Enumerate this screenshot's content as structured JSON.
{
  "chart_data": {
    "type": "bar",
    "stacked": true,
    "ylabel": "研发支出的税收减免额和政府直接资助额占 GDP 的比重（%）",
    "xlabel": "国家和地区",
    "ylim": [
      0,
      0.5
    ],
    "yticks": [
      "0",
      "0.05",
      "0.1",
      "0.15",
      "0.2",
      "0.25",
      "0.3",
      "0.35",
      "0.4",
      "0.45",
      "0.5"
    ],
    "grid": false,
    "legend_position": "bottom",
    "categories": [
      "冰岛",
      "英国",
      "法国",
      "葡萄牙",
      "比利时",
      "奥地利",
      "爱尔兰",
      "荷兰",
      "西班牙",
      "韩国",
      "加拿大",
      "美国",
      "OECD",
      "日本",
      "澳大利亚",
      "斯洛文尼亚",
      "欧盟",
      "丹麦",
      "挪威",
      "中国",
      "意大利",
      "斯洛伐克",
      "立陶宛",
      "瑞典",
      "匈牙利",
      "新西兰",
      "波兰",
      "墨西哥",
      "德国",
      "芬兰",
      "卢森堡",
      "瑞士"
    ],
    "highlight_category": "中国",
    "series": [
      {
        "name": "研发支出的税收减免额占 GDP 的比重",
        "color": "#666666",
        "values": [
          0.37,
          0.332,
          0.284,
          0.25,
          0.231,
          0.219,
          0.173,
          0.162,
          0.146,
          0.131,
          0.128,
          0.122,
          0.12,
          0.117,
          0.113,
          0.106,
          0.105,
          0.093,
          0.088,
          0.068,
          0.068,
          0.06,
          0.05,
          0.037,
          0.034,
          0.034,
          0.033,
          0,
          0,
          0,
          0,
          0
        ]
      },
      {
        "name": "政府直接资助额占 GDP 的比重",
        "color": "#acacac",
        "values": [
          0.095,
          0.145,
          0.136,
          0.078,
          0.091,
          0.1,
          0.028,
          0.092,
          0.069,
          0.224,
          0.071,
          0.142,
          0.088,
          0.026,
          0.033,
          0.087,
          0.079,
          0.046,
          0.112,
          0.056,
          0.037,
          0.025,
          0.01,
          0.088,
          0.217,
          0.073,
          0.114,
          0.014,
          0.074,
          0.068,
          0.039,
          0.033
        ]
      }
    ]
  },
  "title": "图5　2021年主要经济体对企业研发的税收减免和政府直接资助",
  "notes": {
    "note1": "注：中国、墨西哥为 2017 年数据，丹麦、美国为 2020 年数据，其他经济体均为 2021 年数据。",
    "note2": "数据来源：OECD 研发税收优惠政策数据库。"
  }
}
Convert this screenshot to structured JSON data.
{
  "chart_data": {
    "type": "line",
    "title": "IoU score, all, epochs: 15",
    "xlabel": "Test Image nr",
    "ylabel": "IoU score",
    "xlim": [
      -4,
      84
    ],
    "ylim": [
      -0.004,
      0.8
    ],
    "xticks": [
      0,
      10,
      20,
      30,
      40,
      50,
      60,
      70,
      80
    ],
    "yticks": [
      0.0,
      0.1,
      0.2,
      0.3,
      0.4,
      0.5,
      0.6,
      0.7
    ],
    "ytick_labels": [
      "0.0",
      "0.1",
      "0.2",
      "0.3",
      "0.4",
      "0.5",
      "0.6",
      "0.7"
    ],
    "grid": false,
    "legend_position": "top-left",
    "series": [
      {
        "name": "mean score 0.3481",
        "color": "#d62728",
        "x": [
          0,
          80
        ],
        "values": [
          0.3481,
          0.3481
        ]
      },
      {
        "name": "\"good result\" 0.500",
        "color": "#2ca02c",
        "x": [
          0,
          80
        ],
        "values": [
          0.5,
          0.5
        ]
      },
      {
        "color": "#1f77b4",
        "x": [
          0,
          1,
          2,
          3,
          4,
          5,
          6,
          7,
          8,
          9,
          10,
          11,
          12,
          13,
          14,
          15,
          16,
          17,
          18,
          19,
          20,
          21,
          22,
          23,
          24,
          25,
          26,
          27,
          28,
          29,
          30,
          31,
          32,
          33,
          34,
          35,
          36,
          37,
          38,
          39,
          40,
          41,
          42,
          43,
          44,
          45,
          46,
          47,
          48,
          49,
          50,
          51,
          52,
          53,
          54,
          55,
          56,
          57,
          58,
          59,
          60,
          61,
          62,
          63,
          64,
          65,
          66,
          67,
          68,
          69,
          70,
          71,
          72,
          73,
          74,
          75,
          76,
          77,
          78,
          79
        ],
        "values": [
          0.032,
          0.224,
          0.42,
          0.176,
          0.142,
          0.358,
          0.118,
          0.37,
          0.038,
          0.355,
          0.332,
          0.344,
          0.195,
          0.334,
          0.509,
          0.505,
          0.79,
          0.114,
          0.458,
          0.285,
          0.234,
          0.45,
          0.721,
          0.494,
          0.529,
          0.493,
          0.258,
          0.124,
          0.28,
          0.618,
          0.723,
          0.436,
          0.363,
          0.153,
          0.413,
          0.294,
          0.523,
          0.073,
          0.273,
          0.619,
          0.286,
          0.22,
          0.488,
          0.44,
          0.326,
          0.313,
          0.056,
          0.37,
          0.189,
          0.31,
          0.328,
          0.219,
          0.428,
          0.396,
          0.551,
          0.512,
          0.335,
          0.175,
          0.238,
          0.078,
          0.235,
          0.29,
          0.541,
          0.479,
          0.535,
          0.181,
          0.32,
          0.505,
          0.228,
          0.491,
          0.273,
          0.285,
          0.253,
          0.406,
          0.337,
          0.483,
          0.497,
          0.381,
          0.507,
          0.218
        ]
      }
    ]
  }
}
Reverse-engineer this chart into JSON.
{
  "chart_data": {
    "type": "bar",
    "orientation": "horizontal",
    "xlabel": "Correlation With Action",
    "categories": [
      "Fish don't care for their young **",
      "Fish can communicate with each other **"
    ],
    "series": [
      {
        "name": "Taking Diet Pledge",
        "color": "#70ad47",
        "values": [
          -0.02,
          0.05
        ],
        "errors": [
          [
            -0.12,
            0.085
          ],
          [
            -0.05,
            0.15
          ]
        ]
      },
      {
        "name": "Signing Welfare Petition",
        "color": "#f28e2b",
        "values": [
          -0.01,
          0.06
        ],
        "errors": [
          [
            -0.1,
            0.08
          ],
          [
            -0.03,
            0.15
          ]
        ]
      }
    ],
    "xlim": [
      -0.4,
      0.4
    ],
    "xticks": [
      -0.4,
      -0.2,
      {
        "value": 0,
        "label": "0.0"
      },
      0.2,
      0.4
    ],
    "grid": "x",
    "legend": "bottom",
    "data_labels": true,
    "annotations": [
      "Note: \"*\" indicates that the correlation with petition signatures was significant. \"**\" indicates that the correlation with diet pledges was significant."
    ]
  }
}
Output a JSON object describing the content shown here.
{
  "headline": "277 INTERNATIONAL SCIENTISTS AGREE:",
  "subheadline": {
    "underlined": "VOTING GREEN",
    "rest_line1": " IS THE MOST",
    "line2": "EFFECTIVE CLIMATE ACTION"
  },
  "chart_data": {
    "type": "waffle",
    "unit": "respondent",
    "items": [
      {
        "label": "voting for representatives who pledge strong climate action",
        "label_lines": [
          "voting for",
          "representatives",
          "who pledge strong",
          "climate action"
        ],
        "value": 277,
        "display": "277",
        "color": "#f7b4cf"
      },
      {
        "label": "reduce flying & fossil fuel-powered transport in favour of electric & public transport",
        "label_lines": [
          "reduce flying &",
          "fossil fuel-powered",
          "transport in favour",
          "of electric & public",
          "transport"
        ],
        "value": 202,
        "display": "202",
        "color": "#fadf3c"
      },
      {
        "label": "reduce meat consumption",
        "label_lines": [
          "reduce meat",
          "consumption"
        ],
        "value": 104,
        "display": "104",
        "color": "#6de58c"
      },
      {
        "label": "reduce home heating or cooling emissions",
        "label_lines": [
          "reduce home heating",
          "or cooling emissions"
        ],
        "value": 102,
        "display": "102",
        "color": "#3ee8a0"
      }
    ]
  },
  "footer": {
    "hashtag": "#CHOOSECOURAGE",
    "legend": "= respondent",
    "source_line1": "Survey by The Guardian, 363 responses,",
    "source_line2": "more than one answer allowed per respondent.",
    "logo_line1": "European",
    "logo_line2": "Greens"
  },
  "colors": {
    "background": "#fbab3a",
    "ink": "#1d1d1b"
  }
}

§ **Problem requirements**
Find "this". Copy every line it occurs in.

§ **Answer to the problem**
Enumerate this screenshot's content as structured JSON.
Convert this screenshot to structured JSON data.
Reverse-engineer this chart into JSON.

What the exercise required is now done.